WHAT IS NEEDED | Return every entry exactly as written.

[Entries from a page text collection]
============
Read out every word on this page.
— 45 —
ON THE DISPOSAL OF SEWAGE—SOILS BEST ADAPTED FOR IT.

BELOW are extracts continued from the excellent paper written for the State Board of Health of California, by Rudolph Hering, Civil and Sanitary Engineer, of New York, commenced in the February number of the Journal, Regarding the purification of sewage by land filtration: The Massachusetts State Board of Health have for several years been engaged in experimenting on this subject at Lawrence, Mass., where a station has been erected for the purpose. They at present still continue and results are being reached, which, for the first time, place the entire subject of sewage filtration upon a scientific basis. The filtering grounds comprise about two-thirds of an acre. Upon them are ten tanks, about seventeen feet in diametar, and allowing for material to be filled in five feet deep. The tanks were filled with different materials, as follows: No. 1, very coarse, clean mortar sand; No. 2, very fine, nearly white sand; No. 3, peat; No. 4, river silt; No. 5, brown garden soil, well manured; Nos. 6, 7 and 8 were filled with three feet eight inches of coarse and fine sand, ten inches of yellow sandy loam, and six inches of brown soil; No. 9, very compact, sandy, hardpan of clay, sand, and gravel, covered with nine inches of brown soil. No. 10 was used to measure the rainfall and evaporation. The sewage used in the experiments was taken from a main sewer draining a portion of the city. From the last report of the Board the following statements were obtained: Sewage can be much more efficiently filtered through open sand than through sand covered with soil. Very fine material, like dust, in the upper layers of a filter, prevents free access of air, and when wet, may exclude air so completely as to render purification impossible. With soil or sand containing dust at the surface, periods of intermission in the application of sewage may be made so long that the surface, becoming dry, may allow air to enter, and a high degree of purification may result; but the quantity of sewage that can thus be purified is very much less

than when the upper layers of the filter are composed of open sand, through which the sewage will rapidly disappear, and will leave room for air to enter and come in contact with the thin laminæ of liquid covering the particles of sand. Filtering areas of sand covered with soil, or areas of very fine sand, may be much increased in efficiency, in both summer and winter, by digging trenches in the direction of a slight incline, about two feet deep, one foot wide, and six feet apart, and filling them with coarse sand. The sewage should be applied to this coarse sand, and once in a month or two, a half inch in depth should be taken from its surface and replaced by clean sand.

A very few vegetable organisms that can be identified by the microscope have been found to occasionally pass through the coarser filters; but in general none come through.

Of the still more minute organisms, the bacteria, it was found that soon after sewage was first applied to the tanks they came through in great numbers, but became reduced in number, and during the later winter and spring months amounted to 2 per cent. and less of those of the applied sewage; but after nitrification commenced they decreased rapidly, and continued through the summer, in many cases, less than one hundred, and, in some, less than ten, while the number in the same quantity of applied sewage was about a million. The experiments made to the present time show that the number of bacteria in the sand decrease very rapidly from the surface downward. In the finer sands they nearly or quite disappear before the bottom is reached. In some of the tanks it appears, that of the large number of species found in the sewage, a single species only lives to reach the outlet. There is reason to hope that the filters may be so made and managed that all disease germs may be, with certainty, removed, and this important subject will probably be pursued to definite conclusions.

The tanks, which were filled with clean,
============
RESPONSE TO THIS EXERCISE |
Read out every word on this page.
— 45 —
ON THE DISPOSAL OF SEWAGE—SOILS BEST ADAPTED FOR IT.

BELOW are extracts continued from the excellent paper written for the State Board of Health of California, by Rudolph Hering, Civil and Sanitary Engineer, of New York, commenced in the February number of the Journal, Regarding the purification of sewage by land filtration: The Massachusetts State Board of Health have for several years been engaged in experimenting on this subject at Lawrence, Mass., where a station has been erected for the purpose. They at present still continue and results are being reached, which, for the first time, place the entire subject of sewage filtration upon a scientific basis. The filtering grounds comprise about two-thirds of an acre. Upon them are ten tanks, about seventeen feet in diametar, and allowing for material to be filled in five feet deep. The tanks were filled with different materials, as follows: No. 1, very coarse, clean mortar sand; No. 2, very fine, nearly white sand; No. 3, peat; No. 4, river silt; No. 5, brown garden soil, well manured; Nos. 6, 7 and 8 were filled with three feet eight inches of coarse and fine sand, ten inches of yellow sandy loam, and six inches of brown soil; No. 9, very compact, sandy, hardpan of clay, sand, and gravel, covered with nine inches of brown soil. No. 10 was used to measure the rainfall and evaporation. The sewage used in the experiments was taken from a main sewer draining a portion of the city. From the last report of the Board the following statements were obtained: Sewage can be much more efficiently filtered through open sand than through sand covered with soil. Very fine material, like dust, in the upper layers of a filter, prevents free access of air, and when wet, may exclude air so completely as to render purification impossible. With soil or sand containing dust at the surface, periods of intermission in the application of sewage may be made so long that the surface, becoming dry, may allow air to enter, and a high degree of purification may result; but the quantity of sewage that can thus be purified is very much less

than when the upper layers of the filter are composed of open sand, through which the sewage will rapidly disappear, and will leave room for air to enter and come in contact with the thin laminæ of liquid covering the particles of sand. Filtering areas of sand covered with soil, or areas of very fine sand, may be much increased in efficiency, in both summer and winter, by digging trenches in the direction of a slight incline, about two feet deep, one foot wide, and six feet apart, and filling them with coarse sand. The sewage should be applied to this coarse sand, and once in a month or two, a half inch in depth should be taken from its surface and replaced by clean sand.

A very few vegetable organisms that can be identified by the microscope have been found to occasionally pass through the coarser filters; but in general none come through.

Of the still more minute organisms, the bacteria, it was found that soon after sewage was first applied to the tanks they came through in great numbers, but became reduced in number, and during the later winter and spring months amounted to 2 per cent. and less of those of the applied sewage; but after nitrification commenced they decreased rapidly, and continued through the summer, in many cases, less than one hundred, and, in some, less than ten, while the number in the same quantity of applied sewage was about a million. The experiments made to the present time show that the number of bacteria in the sand decrease very rapidly from the surface downward. In the finer sands they nearly or quite disappear before the bottom is reached. In some of the tanks it appears, that of the large number of species found in the sewage, a single species only lives to reach the outlet. There is reason to hope that the filters may be so made and managed that all disease germs may be, with certainty, removed, and this important subject will probably be pursued to definite conclusions.

The tanks, which were filled with clean,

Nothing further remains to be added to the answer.